▸ Exercise description: Provide nothing beyond the count of lines that include the string "Menos".
** Begin Input material **
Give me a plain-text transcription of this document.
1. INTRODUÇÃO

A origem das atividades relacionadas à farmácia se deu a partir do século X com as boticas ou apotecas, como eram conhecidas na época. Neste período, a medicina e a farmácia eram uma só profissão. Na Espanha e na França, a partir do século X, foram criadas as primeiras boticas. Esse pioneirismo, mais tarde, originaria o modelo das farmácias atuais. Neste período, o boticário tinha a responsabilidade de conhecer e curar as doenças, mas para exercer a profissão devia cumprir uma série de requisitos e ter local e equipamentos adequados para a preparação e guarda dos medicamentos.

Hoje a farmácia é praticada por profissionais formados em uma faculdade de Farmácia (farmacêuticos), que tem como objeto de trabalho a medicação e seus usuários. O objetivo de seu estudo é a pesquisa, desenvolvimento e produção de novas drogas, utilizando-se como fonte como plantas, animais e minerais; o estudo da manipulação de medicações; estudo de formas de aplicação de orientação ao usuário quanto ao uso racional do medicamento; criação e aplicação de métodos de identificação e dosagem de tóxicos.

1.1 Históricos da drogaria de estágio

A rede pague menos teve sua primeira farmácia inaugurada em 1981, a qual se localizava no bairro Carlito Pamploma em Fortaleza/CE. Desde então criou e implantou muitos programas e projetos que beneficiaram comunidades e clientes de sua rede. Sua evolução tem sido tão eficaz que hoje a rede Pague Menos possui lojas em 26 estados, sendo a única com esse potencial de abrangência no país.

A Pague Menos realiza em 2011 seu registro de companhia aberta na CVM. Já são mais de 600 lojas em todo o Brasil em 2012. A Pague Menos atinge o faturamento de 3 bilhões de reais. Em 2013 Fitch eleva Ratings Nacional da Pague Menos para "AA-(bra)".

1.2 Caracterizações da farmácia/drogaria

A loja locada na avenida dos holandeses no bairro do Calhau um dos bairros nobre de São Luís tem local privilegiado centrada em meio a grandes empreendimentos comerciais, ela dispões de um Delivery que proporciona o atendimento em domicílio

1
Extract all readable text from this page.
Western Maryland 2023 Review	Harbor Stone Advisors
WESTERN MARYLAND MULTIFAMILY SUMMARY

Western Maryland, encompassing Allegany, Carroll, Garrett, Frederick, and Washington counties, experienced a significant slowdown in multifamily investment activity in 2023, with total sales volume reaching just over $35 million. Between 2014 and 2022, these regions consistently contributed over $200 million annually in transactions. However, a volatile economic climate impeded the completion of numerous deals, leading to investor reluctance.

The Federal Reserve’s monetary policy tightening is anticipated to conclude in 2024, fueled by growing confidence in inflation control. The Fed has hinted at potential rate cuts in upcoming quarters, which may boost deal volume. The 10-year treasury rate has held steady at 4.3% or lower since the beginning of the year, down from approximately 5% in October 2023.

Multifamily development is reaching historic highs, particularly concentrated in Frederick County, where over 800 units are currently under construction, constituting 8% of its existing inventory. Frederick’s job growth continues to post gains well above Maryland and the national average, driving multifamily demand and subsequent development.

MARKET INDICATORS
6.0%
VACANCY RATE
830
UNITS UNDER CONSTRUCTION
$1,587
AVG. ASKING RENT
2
** End Input material **
▸ Solution for this exercise: 2